Start of Records for this task

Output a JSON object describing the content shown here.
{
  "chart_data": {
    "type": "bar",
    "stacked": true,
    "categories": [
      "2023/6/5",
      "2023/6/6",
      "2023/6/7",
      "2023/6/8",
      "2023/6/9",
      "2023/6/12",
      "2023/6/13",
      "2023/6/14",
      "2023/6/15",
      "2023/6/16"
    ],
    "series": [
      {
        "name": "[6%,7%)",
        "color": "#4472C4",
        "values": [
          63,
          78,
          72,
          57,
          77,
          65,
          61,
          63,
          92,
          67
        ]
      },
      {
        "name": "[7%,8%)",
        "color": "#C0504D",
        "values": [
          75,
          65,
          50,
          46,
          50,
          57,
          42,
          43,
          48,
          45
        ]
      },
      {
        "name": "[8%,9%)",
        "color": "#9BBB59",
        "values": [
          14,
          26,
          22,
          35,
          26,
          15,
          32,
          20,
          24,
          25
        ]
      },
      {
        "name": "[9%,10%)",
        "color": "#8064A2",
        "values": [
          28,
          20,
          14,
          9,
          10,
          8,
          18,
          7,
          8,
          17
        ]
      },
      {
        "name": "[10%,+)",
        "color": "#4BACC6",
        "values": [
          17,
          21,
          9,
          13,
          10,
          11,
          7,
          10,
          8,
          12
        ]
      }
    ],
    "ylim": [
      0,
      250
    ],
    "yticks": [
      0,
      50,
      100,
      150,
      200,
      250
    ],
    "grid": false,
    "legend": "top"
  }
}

End of Records for this task

* Stated exercise
Emit the full listing verbatim.

* Correct result
Output a JSON object describing the content shown here.
{
  "chart_data": {
    "type": "bar",
    "stacked": true,
    "categories": [
      "2023/6/5",
      "2023/6/6",
      "2023/6/7",
      "2023/6/8",
      "2023/6/9",
      "2023/6/12",
      "2023/6/13",
      "2023/6/14",
      "2023/6/15",
      "2023/6/16"
    ],
    "series": [
      {
        "name": "[6%,7%)",
        "color": "#4472C4",
        "values": [
          63,
          78,
          72,
          57,
          77,
          65,
          61,
          63,
          92,
          67
        ]
      },
      {
        "name": "[7%,8%)",
        "color": "#C0504D",
        "values": [
          75,
          65,
          50,
          46,
          50,
          57,
          42,
          43,
          48,
          45
        ]
      },
      {
        "name": "[8%,9%)",
        "color": "#9BBB59",
        "values": [
          14,
          26,
          22,
          35,
          26,
          15,
          32,
          20,
          24,
          25
        ]
      },
      {
        "name": "[9%,10%)",
        "color": "#8064A2",
        "values": [
          28,
          20,
          14,
          9,
          10,
          8,
          18,
          7,
          8,
          17
        ]
      },
      {
        "name": "[10%,+)",
        "color": "#4BACC6",
        "values": [
          17,
          21,
          9,
          13,
          10,
          11,
          7,
          10,
          8,
          12
        ]
      }
    ],
    "ylim": [
      0,
      250
    ],
    "yticks": [
      0,
      50,
      100,
      150,
      200,
      250
    ],
    "grid": false,
    "legend": "top"
  }
}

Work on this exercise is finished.